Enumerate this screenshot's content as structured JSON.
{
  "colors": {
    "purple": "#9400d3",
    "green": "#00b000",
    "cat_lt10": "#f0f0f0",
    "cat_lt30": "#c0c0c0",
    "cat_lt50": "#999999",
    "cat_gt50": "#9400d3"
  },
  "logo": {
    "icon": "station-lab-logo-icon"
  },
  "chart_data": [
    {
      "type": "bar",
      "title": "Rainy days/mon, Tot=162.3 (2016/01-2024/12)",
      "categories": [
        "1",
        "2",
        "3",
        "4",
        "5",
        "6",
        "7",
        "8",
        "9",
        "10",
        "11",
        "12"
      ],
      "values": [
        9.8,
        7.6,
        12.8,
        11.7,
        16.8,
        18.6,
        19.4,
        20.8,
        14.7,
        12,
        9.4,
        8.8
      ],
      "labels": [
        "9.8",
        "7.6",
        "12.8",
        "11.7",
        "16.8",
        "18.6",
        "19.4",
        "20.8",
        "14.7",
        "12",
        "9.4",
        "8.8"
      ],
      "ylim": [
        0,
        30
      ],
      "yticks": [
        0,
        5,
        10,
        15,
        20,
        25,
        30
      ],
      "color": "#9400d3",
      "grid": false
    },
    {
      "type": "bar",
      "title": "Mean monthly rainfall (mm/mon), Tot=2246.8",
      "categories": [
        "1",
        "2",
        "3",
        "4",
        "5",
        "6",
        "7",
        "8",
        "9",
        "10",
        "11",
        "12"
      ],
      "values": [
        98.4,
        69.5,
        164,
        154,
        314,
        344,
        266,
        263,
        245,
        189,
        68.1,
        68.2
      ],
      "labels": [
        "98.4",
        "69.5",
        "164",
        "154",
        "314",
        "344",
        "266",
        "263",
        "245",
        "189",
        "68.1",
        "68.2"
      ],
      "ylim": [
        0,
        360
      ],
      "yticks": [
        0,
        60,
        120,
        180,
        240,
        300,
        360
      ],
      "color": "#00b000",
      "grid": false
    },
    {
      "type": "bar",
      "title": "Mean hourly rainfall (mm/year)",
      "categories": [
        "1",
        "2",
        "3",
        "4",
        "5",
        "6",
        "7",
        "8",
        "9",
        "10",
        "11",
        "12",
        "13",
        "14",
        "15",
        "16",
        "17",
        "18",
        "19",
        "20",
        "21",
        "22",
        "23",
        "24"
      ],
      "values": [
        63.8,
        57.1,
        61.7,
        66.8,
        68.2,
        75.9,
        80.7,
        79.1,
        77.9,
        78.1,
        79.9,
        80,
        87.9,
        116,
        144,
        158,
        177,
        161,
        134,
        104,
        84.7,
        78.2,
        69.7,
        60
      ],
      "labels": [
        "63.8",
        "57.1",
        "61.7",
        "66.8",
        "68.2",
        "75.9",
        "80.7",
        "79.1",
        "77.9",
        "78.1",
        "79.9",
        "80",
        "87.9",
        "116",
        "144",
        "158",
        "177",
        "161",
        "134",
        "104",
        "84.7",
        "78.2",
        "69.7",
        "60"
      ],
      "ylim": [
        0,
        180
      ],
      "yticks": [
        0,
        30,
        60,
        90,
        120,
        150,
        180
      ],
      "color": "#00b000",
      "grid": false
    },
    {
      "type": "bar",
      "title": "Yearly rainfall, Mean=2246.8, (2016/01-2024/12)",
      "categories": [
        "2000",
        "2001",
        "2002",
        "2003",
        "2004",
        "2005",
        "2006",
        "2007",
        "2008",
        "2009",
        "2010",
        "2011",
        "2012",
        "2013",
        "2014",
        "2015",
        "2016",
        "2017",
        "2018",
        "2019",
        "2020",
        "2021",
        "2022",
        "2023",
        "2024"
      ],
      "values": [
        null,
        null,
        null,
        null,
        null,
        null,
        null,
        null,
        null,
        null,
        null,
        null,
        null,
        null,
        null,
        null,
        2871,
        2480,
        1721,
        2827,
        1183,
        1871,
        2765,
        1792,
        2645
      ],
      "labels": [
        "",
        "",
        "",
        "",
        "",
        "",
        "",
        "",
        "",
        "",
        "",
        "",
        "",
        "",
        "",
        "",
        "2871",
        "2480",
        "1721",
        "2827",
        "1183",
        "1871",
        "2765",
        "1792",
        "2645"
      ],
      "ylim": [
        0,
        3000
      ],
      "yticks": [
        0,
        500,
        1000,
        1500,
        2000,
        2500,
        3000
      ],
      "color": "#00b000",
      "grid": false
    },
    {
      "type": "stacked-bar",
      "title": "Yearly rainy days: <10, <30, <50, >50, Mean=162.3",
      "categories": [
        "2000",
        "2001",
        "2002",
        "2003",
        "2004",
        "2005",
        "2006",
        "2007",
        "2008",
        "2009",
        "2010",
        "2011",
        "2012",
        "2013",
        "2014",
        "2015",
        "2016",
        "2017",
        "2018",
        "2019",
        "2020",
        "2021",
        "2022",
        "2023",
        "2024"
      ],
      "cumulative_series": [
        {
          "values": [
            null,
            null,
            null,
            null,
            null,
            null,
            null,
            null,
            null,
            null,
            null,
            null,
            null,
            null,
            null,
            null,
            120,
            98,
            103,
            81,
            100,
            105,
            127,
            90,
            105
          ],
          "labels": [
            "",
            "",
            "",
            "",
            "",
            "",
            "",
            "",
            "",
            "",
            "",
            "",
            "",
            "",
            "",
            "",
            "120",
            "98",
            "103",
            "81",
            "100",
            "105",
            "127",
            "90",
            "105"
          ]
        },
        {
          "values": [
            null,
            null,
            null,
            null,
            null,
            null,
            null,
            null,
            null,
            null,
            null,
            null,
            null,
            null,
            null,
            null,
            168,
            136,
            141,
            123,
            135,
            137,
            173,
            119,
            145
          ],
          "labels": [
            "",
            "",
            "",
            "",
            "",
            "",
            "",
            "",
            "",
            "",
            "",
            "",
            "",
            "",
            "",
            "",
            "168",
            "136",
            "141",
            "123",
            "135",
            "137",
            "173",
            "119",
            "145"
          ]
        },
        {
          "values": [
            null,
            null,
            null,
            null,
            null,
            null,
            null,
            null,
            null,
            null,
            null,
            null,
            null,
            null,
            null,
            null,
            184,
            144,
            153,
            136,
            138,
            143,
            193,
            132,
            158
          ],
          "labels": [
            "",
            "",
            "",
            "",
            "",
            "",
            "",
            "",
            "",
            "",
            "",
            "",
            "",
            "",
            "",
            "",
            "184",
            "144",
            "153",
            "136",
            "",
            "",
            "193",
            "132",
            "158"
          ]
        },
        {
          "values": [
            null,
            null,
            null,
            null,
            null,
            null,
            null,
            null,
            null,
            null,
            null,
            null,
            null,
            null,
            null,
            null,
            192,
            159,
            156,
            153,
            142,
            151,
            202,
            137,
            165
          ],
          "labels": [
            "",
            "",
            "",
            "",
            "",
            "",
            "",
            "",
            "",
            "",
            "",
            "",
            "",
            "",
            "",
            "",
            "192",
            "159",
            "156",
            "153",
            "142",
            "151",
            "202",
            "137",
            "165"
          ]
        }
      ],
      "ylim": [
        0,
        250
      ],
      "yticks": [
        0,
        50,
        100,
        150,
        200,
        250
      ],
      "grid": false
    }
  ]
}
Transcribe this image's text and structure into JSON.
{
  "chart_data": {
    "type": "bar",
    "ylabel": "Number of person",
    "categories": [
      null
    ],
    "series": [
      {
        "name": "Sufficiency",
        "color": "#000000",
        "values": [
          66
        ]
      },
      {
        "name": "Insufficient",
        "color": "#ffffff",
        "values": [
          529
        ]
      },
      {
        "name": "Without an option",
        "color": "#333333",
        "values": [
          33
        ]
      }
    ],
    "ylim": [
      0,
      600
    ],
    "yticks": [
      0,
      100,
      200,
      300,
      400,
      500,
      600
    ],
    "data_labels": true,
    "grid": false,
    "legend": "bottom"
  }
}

* * * *

Give the lines exactly as they stand, from the line with "Transcribe this image's" through the end of the material.

» WRITTEN ANSWER
Transcribe this image's text and structure into JSON.
{
  "chart_data": {
    "type": "bar",
    "ylabel": "Number of person",
    "categories": [
      null
    ],
    "series": [
      {
        "name": "Sufficiency",
        "color": "#000000",
        "values": [
          66
        ]
      },
      {
        "name": "Insufficient",
        "color": "#ffffff",
        "values": [
          529
        ]
      },
      {
        "name": "Without an option",
        "color": "#333333",
        "values": [
          33
        ]
      }
    ],
    "ylim": [
      0,
      600
    ],
    "yticks": [
      0,
      100,
      200,
      300,
      400,
      500,
      600
    ],
    "data_labels": true,
    "grid": false,
    "legend": "bottom"
  }
}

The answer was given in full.